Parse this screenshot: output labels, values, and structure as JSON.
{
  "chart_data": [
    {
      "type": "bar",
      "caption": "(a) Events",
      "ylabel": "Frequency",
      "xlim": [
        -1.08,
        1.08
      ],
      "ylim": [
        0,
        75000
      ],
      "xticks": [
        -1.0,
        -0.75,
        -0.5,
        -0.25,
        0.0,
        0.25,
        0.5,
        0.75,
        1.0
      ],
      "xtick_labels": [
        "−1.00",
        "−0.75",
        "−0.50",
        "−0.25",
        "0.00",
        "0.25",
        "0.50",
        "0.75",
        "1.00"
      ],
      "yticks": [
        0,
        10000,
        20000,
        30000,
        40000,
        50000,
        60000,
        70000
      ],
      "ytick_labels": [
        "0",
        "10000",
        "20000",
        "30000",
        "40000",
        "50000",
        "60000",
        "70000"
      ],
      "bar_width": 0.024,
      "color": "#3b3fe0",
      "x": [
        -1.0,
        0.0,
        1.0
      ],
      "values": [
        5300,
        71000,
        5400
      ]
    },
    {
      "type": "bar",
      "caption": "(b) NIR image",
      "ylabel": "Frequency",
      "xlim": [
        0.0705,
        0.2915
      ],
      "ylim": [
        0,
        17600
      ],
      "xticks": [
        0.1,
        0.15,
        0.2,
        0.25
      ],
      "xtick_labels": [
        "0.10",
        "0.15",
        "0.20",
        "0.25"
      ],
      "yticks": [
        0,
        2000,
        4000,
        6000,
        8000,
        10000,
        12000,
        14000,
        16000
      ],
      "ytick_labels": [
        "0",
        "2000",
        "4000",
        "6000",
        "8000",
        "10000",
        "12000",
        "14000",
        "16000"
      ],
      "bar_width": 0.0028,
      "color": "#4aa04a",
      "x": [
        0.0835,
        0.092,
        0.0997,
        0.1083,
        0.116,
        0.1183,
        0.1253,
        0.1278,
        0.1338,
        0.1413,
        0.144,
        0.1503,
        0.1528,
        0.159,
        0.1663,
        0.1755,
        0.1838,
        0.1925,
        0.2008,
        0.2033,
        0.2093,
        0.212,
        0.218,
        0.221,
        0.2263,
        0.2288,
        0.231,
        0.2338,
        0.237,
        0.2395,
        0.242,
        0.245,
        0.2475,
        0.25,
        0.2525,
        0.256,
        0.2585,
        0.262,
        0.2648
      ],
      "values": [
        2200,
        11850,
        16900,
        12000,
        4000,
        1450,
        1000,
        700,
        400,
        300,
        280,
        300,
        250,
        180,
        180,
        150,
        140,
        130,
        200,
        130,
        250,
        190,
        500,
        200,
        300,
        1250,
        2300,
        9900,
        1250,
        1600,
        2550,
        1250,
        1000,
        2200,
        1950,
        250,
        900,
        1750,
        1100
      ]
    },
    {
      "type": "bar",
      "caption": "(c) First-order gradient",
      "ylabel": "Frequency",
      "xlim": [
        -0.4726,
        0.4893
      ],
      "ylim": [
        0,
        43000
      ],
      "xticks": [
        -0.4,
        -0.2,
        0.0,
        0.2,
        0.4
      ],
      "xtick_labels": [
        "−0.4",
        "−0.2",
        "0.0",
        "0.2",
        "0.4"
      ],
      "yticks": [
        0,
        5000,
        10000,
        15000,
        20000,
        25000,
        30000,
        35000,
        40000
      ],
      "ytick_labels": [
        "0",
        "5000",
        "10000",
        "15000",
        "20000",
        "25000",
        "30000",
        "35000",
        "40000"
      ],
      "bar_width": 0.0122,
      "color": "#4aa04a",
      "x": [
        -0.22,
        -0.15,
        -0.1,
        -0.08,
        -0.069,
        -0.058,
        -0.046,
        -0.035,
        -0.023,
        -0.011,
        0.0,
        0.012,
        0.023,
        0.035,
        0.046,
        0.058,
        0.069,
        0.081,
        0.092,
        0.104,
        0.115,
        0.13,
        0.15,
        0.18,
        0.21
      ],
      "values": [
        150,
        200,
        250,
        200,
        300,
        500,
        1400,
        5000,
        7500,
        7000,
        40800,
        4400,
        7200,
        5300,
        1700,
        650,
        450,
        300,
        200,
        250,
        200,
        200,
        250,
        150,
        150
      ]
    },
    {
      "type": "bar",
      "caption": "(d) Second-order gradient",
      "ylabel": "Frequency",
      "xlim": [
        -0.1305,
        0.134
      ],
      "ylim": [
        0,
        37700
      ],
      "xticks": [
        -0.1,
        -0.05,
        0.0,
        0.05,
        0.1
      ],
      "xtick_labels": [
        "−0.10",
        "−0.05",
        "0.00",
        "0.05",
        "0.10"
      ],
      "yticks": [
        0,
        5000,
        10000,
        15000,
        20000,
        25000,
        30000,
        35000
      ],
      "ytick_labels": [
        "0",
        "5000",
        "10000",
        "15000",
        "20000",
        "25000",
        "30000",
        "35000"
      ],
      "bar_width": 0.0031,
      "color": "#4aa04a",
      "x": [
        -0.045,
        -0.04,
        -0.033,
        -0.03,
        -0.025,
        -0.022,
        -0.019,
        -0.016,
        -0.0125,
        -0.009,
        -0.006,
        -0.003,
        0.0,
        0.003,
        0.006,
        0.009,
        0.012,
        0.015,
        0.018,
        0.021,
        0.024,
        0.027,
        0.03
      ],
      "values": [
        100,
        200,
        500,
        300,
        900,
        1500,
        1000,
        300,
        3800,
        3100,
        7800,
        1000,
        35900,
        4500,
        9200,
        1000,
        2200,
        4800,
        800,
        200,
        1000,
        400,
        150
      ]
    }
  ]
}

STATED TASK => Set down the listing in full, keeping every word exactly as it is.

REPLY =>
Parse this screenshot: output labels, values, and structure as JSON.
{
  "chart_data": [
    {
      "type": "bar",
      "caption": "(a) Events",
      "ylabel": "Frequency",
      "xlim": [
        -1.08,
        1.08
      ],
      "ylim": [
        0,
        75000
      ],
      "xticks": [
        -1.0,
        -0.75,
        -0.5,
        -0.25,
        0.0,
        0.25,
        0.5,
        0.75,
        1.0
      ],
      "xtick_labels": [
        "−1.00",
        "−0.75",
        "−0.50",
        "−0.25",
        "0.00",
        "0.25",
        "0.50",
        "0.75",
        "1.00"
      ],
      "yticks": [
        0,
        10000,
        20000,
        30000,
        40000,
        50000,
        60000,
        70000
      ],
      "ytick_labels": [
        "0",
        "10000",
        "20000",
        "30000",
        "40000",
        "50000",
        "60000",
        "70000"
      ],
      "bar_width": 0.024,
      "color": "#3b3fe0",
      "x": [
        -1.0,
        0.0,
        1.0
      ],
      "values": [
        5300,
        71000,
        5400
      ]
    },
    {
      "type": "bar",
      "caption": "(b) NIR image",
      "ylabel": "Frequency",
      "xlim": [
        0.0705,
        0.2915
      ],
      "ylim": [
        0,
        17600
      ],
      "xticks": [
        0.1,
        0.15,
        0.2,
        0.25
      ],
      "xtick_labels": [
        "0.10",
        "0.15",
        "0.20",
        "0.25"
      ],
      "yticks": [
        0,
        2000,
        4000,
        6000,
        8000,
        10000,
        12000,
        14000,
        16000
      ],
      "ytick_labels": [
        "0",
        "2000",
        "4000",
        "6000",
        "8000",
        "10000",
        "12000",
        "14000",
        "16000"
      ],
      "bar_width": 0.0028,
      "color": "#4aa04a",
      "x": [
        0.0835,
        0.092,
        0.0997,
        0.1083,
        0.116,
        0.1183,
        0.1253,
        0.1278,
        0.1338,
        0.1413,
        0.144,
        0.1503,
        0.1528,
        0.159,
        0.1663,
        0.1755,
        0.1838,
        0.1925,
        0.2008,
        0.2033,
        0.2093,
        0.212,
        0.218,
        0.221,
        0.2263,
        0.2288,
        0.231,
        0.2338,
        0.237,
        0.2395,
        0.242,
        0.245,
        0.2475,
        0.25,
        0.2525,
        0.256,
        0.2585,
        0.262,
        0.2648
      ],
      "values": [
        2200,
        11850,
        16900,
        12000,
        4000,
        1450,
        1000,
        700,
        400,
        300,
        280,
        300,
        250,
        180,
        180,
        150,
        140,
        130,
        200,
        130,
        250,
        190,
        500,
        200,
        300,
        1250,
        2300,
        9900,
        1250,
        1600,
        2550,
        1250,
        1000,
        2200,
        1950,
        250,
        900,
        1750,
        1100
      ]
    },
    {
      "type": "bar",
      "caption": "(c) First-order gradient",
      "ylabel": "Frequency",
      "xlim": [
        -0.4726,
        0.4893
      ],
      "ylim": [
        0,
        43000
      ],
      "xticks": [
        -0.4,
        -0.2,
        0.0,
        0.2,
        0.4
      ],
      "xtick_labels": [
        "−0.4",
        "−0.2",
        "0.0",
        "0.2",
        "0.4"
      ],
      "yticks": [
        0,
        5000,
        10000,
        15000,
        20000,
        25000,
        30000,
        35000,
        40000
      ],
      "ytick_labels": [
        "0",
        "5000",
        "10000",
        "15000",
        "20000",
        "25000",
        "30000",
        "35000",
        "40000"
      ],
      "bar_width": 0.0122,
      "color": "#4aa04a",
      "x": [
        -0.22,
        -0.15,
        -0.1,
        -0.08,
        -0.069,
        -0.058,
        -0.046,
        -0.035,
        -0.023,
        -0.011,
        0.0,
        0.012,
        0.023,
        0.035,
        0.046,
        0.058,
        0.069,
        0.081,
        0.092,
        0.104,
        0.115,
        0.13,
        0.15,
        0.18,
        0.21
      ],
      "values": [
        150,
        200,
        250,
        200,
        300,
        500,
        1400,
        5000,
        7500,
        7000,
        40800,
        4400,
        7200,
        5300,
        1700,
        650,
        450,
        300,
        200,
        250,
        200,
        200,
        250,
        150,
        150
      ]
    },
    {
      "type": "bar",
      "caption": "(d) Second-order gradient",
      "ylabel": "Frequency",
      "xlim": [
        -0.1305,
        0.134
      ],
      "ylim": [
        0,
        37700
      ],
      "xticks": [
        -0.1,
        -0.05,
        0.0,
        0.05,
        0.1
      ],
      "xtick_labels": [
        "−0.10",
        "−0.05",
        "0.00",
        "0.05",
        "0.10"
      ],
      "yticks": [
        0,
        5000,
        10000,
        15000,
        20000,
        25000,
        30000,
        35000
      ],
      "ytick_labels": [
        "0",
        "5000",
        "10000",
        "15000",
        "20000",
        "25000",
        "30000",
        "35000"
      ],
      "bar_width": 0.0031,
      "color": "#4aa04a",
      "x": [
        -0.045,
        -0.04,
        -0.033,
        -0.03,
        -0.025,
        -0.022,
        -0.019,
        -0.016,
        -0.0125,
        -0.009,
        -0.006,
        -0.003,
        0.0,
        0.003,
        0.006,
        0.009,
        0.012,
        0.015,
        0.018,
        0.021,
        0.024,
        0.027,
        0.03
      ],
      "values": [
        100,
        200,
        500,
        300,
        900,
        1500,
        1000,
        300,
        3800,
        3100,
        7800,
        1000,
        35900,
        4500,
        9200,
        1000,
        2200,
        4800,
        800,
        200,
        1000,
        400,
        150
      ]
    }
  ]
}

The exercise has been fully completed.